> _STATED TASK_: Quote the records beneath, complete and exact. Leave out images.

(Extracts from a graphics dataset)
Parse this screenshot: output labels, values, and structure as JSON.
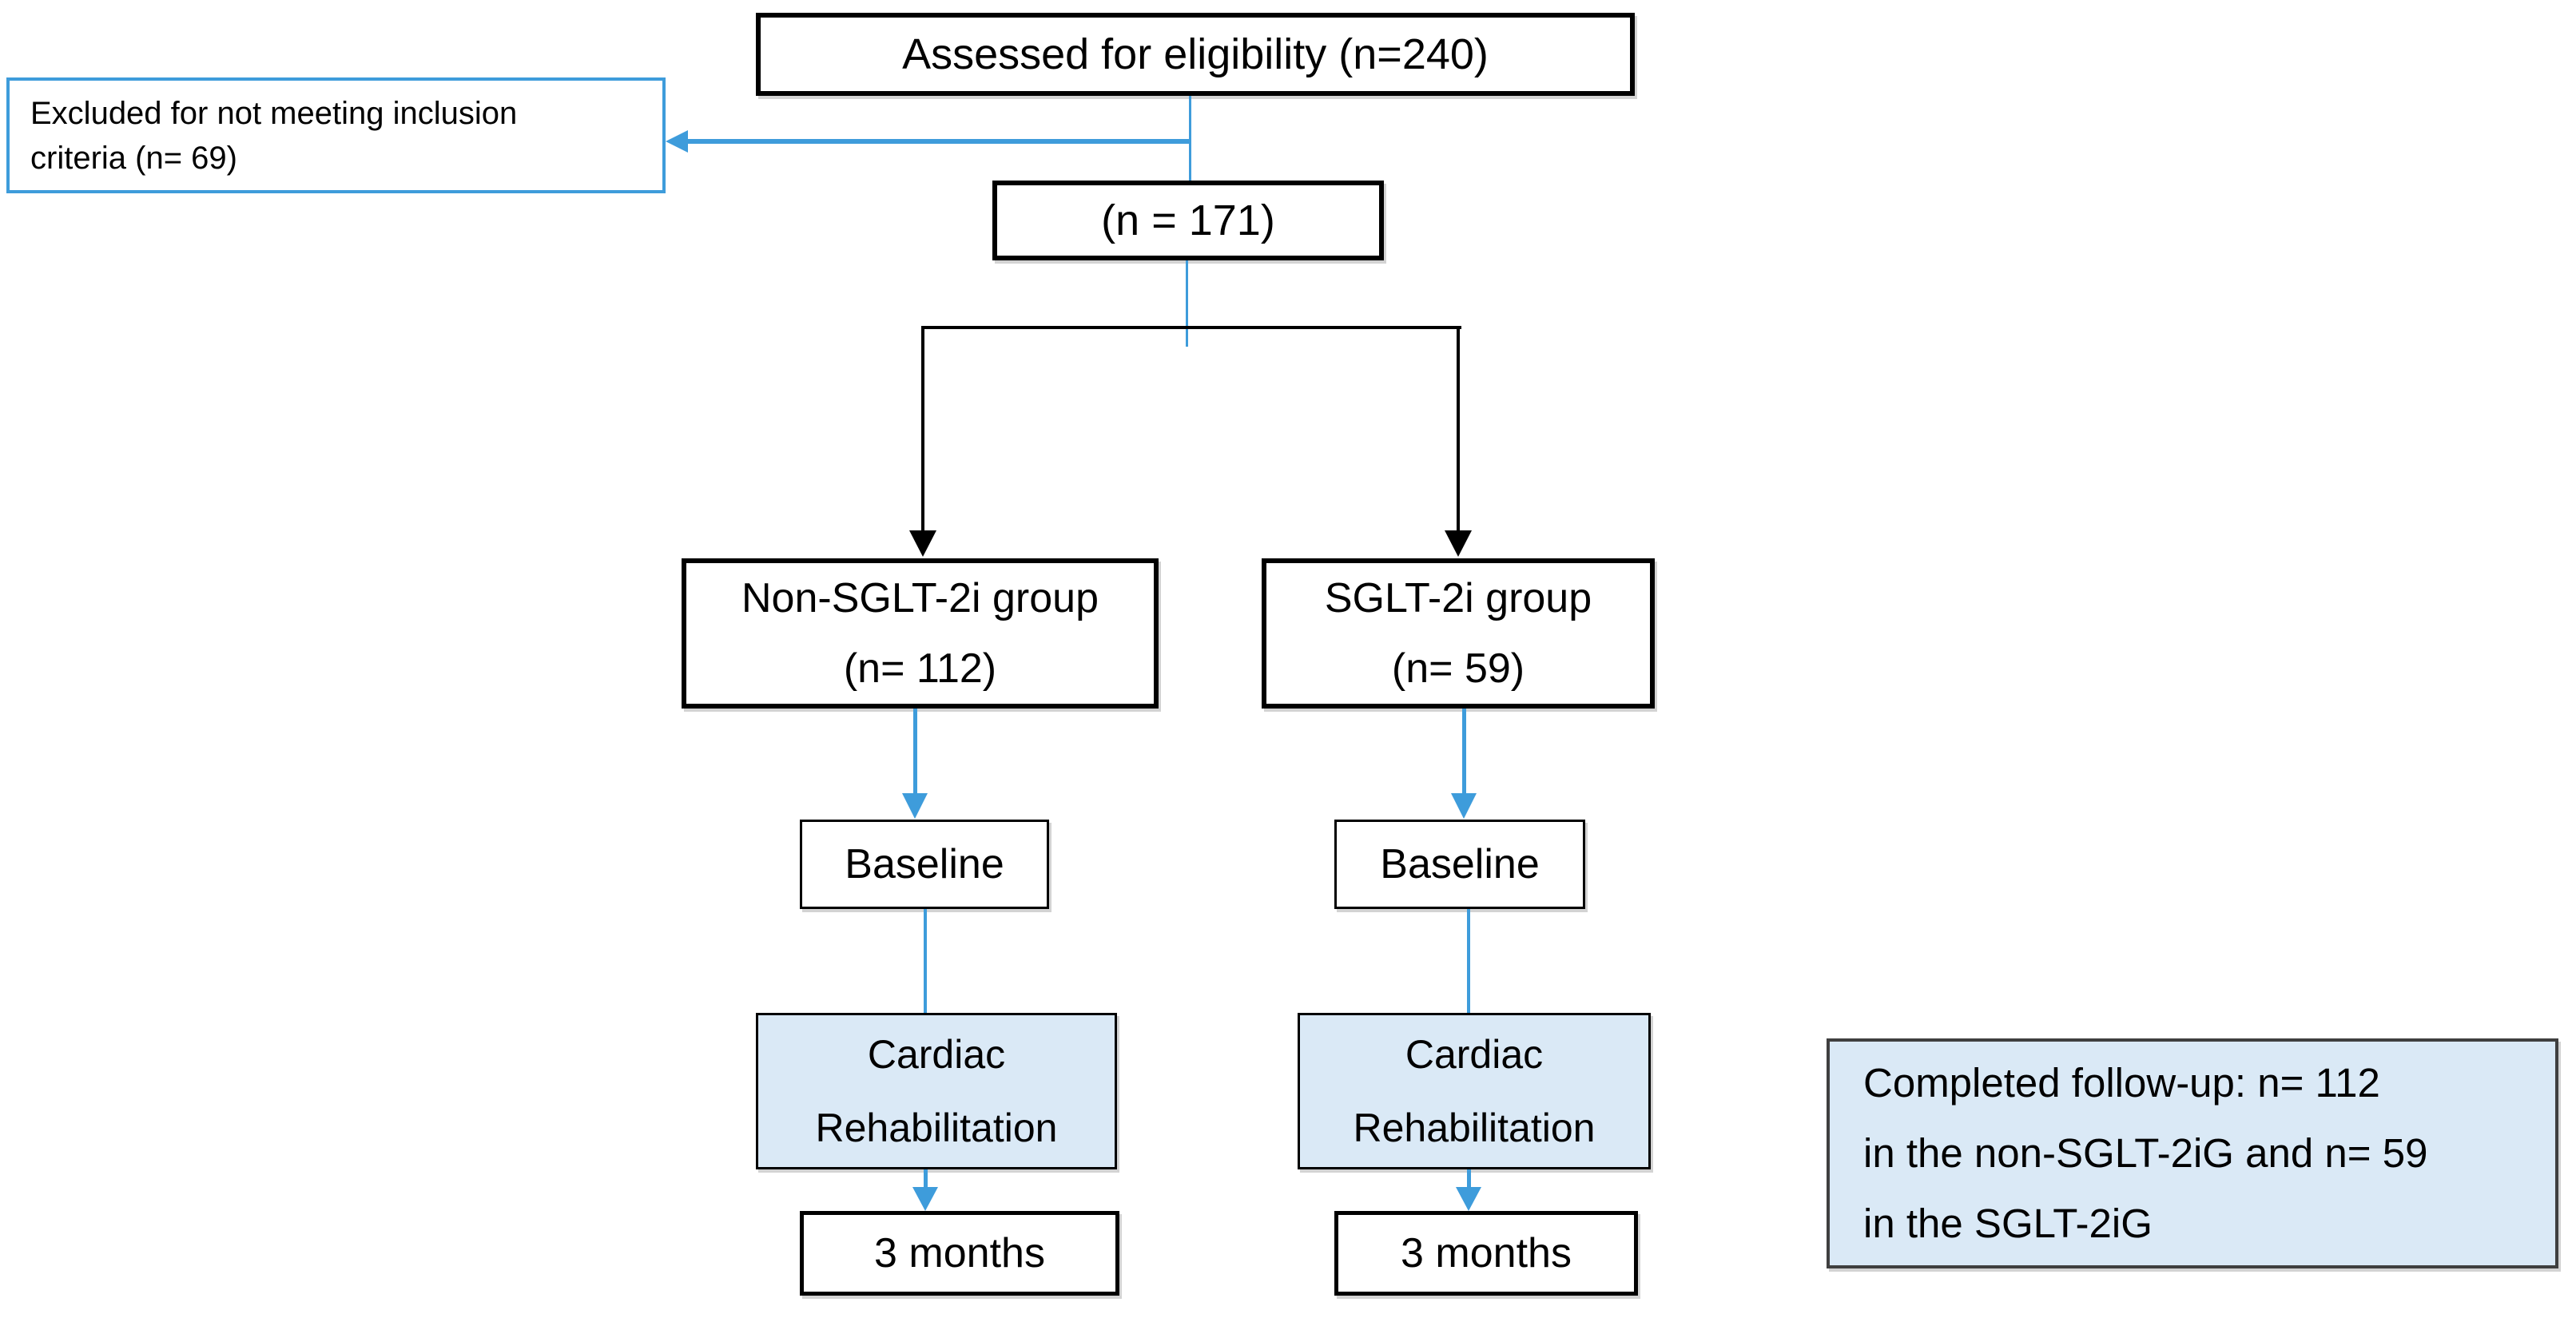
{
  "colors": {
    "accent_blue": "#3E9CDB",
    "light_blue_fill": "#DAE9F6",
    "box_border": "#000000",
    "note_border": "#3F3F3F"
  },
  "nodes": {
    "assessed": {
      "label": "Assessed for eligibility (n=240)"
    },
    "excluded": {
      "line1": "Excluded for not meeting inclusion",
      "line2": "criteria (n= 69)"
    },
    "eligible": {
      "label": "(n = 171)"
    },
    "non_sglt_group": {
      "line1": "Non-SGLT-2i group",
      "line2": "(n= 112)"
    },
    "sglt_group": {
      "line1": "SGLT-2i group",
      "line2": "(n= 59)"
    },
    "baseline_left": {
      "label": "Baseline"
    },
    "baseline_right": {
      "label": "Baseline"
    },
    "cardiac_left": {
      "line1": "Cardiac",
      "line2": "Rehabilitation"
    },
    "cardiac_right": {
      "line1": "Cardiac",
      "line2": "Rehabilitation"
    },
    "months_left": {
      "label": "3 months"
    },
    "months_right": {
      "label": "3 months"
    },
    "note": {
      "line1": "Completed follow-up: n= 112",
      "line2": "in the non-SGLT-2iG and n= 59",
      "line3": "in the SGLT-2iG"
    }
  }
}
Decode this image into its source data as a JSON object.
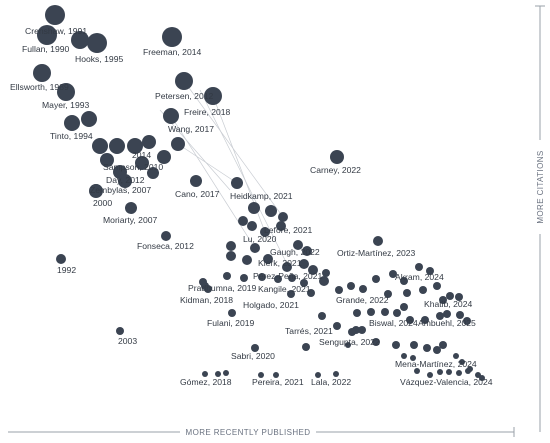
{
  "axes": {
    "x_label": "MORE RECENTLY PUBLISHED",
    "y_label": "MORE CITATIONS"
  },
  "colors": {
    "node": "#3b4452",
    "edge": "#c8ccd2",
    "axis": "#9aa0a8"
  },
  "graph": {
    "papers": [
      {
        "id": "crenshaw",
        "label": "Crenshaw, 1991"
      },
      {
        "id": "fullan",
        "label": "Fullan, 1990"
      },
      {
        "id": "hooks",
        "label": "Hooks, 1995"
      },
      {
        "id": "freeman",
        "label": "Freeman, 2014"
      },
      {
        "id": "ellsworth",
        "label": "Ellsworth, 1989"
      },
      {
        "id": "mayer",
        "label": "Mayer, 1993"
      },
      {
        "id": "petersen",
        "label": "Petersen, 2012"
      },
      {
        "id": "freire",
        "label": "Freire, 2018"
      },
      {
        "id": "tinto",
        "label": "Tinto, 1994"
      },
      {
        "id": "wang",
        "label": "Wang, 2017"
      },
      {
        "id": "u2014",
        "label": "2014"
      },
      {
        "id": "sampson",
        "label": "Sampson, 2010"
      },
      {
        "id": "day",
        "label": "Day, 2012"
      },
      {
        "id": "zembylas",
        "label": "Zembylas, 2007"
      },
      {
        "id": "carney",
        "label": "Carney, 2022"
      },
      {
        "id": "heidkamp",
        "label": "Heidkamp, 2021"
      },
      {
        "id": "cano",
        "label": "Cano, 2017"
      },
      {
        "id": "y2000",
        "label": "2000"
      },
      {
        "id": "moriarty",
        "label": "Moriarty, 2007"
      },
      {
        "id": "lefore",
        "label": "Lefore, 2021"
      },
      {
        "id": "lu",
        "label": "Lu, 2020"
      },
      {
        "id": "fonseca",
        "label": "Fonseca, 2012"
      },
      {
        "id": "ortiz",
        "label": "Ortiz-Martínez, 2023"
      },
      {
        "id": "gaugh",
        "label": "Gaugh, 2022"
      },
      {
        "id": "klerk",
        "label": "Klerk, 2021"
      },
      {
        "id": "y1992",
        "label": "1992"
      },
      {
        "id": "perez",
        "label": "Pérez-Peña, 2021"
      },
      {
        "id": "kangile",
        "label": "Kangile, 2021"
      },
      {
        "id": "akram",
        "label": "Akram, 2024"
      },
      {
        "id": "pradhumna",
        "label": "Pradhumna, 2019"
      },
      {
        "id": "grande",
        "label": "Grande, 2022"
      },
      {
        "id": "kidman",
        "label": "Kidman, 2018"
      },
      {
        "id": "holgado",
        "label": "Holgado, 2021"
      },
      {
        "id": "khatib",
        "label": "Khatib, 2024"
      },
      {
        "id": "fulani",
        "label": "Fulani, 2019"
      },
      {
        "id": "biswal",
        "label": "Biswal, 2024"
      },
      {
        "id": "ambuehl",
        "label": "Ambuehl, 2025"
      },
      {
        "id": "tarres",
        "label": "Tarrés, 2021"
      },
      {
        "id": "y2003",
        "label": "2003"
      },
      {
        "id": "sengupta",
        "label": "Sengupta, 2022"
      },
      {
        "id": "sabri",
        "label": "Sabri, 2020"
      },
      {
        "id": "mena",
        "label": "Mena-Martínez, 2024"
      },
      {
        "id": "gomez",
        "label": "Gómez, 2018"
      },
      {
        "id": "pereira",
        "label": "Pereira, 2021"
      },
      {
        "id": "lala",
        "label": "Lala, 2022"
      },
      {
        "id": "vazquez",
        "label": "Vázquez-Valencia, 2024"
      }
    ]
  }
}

> _WORKED ANSWER_:
Parse this screenshot: output labels, values, and structure as JSON.
{
  "colors": {
    "accent_blue": "#3E9CDB",
    "light_blue_fill": "#DAE9F6",
    "box_border": "#000000",
    "note_border": "#3F3F3F"
  },
  "nodes": {
    "assessed": {
      "label": "Assessed for eligibility (n=240)"
    },
    "excluded": {
      "line1": "Excluded for not meeting inclusion",
      "line2": "criteria (n= 69)"
    },
    "eligible": {
      "label": "(n = 171)"
    },
    "non_sglt_group": {
      "line1": "Non-SGLT-2i group",
      "line2": "(n= 112)"
    },
    "sglt_group": {
      "line1": "SGLT-2i group",
      "line2": "(n= 59)"
    },
    "baseline_left": {
      "label": "Baseline"
    },
    "baseline_right": {
      "label": "Baseline"
    },
    "cardiac_left": {
      "line1": "Cardiac",
      "line2": "Rehabilitation"
    },
    "cardiac_right": {
      "line1": "Cardiac",
      "line2": "Rehabilitation"
    },
    "months_left": {
      "label": "3 months"
    },
    "months_right": {
      "label": "3 months"
    },
    "note": {
      "line1": "Completed follow-up: n= 112",
      "line2": "in the non-SGLT-2iG and n= 59",
      "line3": "in the SGLT-2iG"
    }
  }
}
Decode this image into its source data as a JSON object.
{
  "axes": {
    "x_label": "MORE RECENTLY PUBLISHED",
    "y_label": "MORE CITATIONS"
  },
  "colors": {
    "node": "#3b4452",
    "edge": "#c8ccd2",
    "axis": "#9aa0a8"
  },
  "graph": {
    "papers": [
      {
        "id": "crenshaw",
        "label": "Crenshaw, 1991"
      },
      {
        "id": "fullan",
        "label": "Fullan, 1990"
      },
      {
        "id": "hooks",
        "label": "Hooks, 1995"
      },
      {
        "id": "freeman",
        "label": "Freeman, 2014"
      },
      {
        "id": "ellsworth",
        "label": "Ellsworth, 1989"
      },
      {
        "id": "mayer",
        "label": "Mayer, 1993"
      },
      {
        "id": "petersen",
        "label": "Petersen, 2012"
      },
      {
        "id": "freire",
        "label": "Freire, 2018"
      },
      {
        "id": "tinto",
        "label": "Tinto, 1994"
      },
      {
        "id": "wang",
        "label": "Wang, 2017"
      },
      {
        "id": "u2014",
        "label": "2014"
      },
      {
        "id": "sampson",
        "label": "Sampson, 2010"
      },
      {
        "id": "day",
        "label": "Day, 2012"
      },
      {
        "id": "zembylas",
        "label": "Zembylas, 2007"
      },
      {
        "id": "carney",
        "label": "Carney, 2022"
      },
      {
        "id": "heidkamp",
        "label": "Heidkamp, 2021"
      },
      {
        "id": "cano",
        "label": "Cano, 2017"
      },
      {
        "id": "y2000",
        "label": "2000"
      },
      {
        "id": "moriarty",
        "label": "Moriarty, 2007"
      },
      {
        "id": "lefore",
        "label": "Lefore, 2021"
      },
      {
        "id": "lu",
        "label": "Lu, 2020"
      },
      {
        "id": "fonseca",
        "label": "Fonseca, 2012"
      },
      {
        "id": "ortiz",
        "label": "Ortiz-Martínez, 2023"
      },
      {
        "id": "gaugh",
        "label": "Gaugh, 2022"
      },
      {
        "id": "klerk",
        "label": "Klerk, 2021"
      },
      {
        "id": "y1992",
        "label": "1992"
      },
      {
        "id": "perez",
        "label": "Pérez-Peña, 2021"
      },
      {
        "id": "kangile",
        "label": "Kangile, 2021"
      },
      {
        "id": "akram",
        "label": "Akram, 2024"
      },
      {
        "id": "pradhumna",
        "label": "Pradhumna, 2019"
      },
      {
        "id": "grande",
        "label": "Grande, 2022"
      },
      {
        "id": "kidman",
        "label": "Kidman, 2018"
      },
      {
        "id": "holgado",
        "label": "Holgado, 2021"
      },
      {
        "id": "khatib",
        "label": "Khatib, 2024"
      },
      {
        "id": "fulani",
        "label": "Fulani, 2019"
      },
      {
        "id": "biswal",
        "label": "Biswal, 2024"
      },
      {
        "id": "ambuehl",
        "label": "Ambuehl, 2025"
      },
      {
        "id": "tarres",
        "label": "Tarrés, 2021"
      },
      {
        "id": "y2003",
        "label": "2003"
      },
      {
        "id": "sengupta",
        "label": "Sengupta, 2022"
      },
      {
        "id": "sabri",
        "label": "Sabri, 2020"
      },
      {
        "id": "mena",
        "label": "Mena-Martínez, 2024"
      },
      {
        "id": "gomez",
        "label": "Gómez, 2018"
      },
      {
        "id": "pereira",
        "label": "Pereira, 2021"
      },
      {
        "id": "lala",
        "label": "Lala, 2022"
      },
      {
        "id": "vazquez",
        "label": "Vázquez-Valencia, 2024"
      }
    ]
  }
}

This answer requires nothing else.